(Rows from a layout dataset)

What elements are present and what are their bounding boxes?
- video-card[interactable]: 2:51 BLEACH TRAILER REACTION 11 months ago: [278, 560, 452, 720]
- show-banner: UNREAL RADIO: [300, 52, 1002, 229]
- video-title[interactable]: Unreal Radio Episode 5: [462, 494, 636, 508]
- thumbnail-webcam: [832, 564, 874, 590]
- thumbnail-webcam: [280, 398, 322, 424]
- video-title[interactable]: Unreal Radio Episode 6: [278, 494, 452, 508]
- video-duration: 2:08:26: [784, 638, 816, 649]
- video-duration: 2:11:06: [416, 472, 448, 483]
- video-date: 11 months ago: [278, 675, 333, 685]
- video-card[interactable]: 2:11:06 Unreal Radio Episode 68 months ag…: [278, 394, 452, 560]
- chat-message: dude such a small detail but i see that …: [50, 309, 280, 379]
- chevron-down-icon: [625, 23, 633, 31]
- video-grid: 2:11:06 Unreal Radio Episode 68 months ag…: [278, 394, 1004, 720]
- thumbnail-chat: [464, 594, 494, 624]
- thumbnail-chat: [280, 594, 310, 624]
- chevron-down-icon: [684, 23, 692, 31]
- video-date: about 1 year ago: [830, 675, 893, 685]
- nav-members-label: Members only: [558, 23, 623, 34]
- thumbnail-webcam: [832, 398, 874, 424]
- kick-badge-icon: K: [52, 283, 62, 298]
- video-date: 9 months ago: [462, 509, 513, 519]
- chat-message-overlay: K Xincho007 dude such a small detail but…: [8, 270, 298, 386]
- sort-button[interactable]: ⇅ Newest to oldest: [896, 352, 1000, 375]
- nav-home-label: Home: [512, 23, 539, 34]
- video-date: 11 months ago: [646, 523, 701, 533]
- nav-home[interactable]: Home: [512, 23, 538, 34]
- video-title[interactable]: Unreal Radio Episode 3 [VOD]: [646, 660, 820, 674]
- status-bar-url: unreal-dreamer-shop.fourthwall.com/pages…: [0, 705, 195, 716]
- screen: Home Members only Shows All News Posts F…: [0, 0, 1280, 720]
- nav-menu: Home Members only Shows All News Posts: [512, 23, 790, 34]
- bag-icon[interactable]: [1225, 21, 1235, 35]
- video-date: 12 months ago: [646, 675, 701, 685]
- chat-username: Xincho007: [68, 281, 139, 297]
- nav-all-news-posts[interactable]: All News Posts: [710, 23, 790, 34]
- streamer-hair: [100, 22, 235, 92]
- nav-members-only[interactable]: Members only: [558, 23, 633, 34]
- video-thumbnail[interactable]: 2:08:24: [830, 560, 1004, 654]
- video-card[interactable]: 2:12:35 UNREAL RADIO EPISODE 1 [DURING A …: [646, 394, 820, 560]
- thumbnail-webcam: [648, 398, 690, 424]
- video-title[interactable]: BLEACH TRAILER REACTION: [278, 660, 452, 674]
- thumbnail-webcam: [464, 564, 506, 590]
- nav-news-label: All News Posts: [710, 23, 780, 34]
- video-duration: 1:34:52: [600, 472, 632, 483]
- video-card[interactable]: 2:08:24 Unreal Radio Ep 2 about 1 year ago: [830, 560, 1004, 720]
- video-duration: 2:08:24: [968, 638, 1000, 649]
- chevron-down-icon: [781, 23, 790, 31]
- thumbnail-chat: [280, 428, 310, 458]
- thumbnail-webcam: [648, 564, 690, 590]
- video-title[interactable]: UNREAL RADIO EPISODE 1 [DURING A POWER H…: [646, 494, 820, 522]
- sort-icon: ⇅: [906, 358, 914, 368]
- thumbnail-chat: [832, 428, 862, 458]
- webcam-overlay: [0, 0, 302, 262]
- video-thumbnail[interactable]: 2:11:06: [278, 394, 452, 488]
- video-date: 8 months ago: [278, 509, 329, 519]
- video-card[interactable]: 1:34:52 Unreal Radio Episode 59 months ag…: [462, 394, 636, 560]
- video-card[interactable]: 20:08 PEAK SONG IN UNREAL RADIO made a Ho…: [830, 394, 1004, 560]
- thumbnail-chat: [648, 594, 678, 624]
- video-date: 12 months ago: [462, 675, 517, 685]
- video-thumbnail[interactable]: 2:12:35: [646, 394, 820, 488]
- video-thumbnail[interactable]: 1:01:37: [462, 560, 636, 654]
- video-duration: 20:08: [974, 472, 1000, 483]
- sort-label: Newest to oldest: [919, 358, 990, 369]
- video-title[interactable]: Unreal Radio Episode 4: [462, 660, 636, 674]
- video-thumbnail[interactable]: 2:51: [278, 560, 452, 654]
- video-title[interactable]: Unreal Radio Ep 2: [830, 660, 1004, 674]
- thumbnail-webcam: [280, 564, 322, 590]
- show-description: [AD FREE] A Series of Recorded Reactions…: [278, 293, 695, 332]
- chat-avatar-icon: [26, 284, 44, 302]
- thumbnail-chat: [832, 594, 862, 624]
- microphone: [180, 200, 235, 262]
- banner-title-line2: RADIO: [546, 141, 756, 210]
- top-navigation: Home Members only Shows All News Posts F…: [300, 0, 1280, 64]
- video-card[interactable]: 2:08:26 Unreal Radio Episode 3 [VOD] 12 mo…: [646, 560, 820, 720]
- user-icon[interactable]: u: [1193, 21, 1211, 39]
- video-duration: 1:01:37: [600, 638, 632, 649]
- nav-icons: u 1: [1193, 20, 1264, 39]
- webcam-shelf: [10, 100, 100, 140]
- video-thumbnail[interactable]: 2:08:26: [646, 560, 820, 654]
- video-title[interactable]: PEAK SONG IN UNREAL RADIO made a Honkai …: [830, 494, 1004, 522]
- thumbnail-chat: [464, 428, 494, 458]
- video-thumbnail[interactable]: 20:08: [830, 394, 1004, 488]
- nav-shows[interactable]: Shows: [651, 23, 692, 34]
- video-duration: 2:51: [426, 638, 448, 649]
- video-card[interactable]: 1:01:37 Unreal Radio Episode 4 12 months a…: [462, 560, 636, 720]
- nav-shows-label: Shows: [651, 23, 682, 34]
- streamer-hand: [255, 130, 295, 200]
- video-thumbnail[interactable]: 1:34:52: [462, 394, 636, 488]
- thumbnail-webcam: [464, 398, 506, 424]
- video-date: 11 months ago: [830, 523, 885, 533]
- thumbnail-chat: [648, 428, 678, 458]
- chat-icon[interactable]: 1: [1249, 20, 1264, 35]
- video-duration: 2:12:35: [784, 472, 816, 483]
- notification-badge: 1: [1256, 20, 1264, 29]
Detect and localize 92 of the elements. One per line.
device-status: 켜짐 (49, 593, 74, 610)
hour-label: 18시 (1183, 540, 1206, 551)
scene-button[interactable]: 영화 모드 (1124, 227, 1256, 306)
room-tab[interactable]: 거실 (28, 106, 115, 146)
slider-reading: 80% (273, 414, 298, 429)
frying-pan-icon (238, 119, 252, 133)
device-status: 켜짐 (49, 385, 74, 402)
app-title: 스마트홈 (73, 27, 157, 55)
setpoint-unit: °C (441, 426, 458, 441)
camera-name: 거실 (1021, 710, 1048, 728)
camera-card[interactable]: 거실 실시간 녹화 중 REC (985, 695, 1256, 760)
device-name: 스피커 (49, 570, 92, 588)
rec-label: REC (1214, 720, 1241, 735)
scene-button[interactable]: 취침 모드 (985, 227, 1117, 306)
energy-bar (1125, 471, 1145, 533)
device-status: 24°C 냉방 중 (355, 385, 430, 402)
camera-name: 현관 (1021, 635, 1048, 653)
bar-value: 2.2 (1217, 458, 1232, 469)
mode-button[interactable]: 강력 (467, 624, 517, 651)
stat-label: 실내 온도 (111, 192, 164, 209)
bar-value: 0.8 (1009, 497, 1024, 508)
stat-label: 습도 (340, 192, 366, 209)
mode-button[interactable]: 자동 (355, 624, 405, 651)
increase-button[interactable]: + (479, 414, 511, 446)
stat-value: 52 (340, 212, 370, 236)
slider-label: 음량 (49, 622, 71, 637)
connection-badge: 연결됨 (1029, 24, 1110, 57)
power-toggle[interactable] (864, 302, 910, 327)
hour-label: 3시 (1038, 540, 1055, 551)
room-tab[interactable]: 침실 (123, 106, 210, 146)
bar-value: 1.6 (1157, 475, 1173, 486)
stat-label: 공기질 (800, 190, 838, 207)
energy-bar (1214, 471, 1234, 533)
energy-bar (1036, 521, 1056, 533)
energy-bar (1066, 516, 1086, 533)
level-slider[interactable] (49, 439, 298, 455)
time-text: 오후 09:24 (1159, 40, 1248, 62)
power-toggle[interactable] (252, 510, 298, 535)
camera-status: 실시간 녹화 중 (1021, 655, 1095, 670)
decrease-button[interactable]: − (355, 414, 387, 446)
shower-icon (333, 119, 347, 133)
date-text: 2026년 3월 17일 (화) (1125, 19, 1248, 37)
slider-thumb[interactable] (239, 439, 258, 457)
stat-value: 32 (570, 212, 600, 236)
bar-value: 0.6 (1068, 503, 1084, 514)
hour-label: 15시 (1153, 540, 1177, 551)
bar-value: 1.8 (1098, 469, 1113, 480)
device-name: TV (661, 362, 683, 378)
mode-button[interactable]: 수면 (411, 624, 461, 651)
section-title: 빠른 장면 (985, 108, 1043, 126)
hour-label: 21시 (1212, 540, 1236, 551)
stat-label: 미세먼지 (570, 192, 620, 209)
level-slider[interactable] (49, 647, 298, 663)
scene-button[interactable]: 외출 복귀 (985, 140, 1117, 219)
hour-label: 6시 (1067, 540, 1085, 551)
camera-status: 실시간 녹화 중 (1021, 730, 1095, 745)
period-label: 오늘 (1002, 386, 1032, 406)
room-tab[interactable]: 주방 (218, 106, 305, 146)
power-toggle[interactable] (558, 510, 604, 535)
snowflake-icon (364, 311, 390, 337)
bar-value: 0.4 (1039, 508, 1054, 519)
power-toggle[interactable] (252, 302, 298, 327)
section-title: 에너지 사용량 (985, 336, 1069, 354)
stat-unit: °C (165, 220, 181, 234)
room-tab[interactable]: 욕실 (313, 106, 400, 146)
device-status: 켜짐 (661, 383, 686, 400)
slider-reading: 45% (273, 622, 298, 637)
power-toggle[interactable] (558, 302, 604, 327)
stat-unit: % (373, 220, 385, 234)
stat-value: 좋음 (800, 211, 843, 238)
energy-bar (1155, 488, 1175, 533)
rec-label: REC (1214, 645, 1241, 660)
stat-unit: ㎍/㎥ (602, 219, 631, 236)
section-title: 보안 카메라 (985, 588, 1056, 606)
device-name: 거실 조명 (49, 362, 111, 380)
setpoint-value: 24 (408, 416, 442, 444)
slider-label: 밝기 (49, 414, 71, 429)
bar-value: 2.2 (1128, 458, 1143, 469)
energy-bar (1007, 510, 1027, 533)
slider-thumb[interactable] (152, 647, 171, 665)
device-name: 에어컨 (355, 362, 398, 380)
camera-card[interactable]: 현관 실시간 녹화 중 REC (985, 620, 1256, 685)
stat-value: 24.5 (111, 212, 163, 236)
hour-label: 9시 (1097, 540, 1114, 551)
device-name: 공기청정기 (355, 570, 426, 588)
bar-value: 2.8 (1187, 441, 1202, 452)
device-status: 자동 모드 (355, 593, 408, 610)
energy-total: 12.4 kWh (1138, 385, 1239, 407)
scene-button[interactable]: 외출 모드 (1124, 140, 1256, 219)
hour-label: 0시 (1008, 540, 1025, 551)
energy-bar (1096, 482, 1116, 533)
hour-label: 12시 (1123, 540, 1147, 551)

• _PROBLEM DESCRIPTION_:
Reproduce the rows word for word, from the first line through the line that contains "- chevron-down-icon: [625, 23, 633, 31]", including both.

• _WRITTEN SOLUTION_:
What elements are present and what are their bounding boxes?
- video-card[interactable]: 2:51 BLEACH TRAILER REACTION 11 months ago: [278, 560, 452, 720]
- show-banner: UNREAL RADIO: [300, 52, 1002, 229]
- video-title[interactable]: Unreal Radio Episode 5: [462, 494, 636, 508]
- thumbnail-webcam: [832, 564, 874, 590]
- thumbnail-webcam: [280, 398, 322, 424]
- video-title[interactable]: Unreal Radio Episode 6: [278, 494, 452, 508]
- video-duration: 2:08:26: [784, 638, 816, 649]
- video-duration: 2:11:06: [416, 472, 448, 483]
- video-date: 11 months ago: [278, 675, 333, 685]
- video-card[interactable]: 2:11:06 Unreal Radio Episode 68 months ag…: [278, 394, 452, 560]
- chat-message: dude such a small detail but i see that …: [50, 309, 280, 379]
- chevron-down-icon: [625, 23, 633, 31]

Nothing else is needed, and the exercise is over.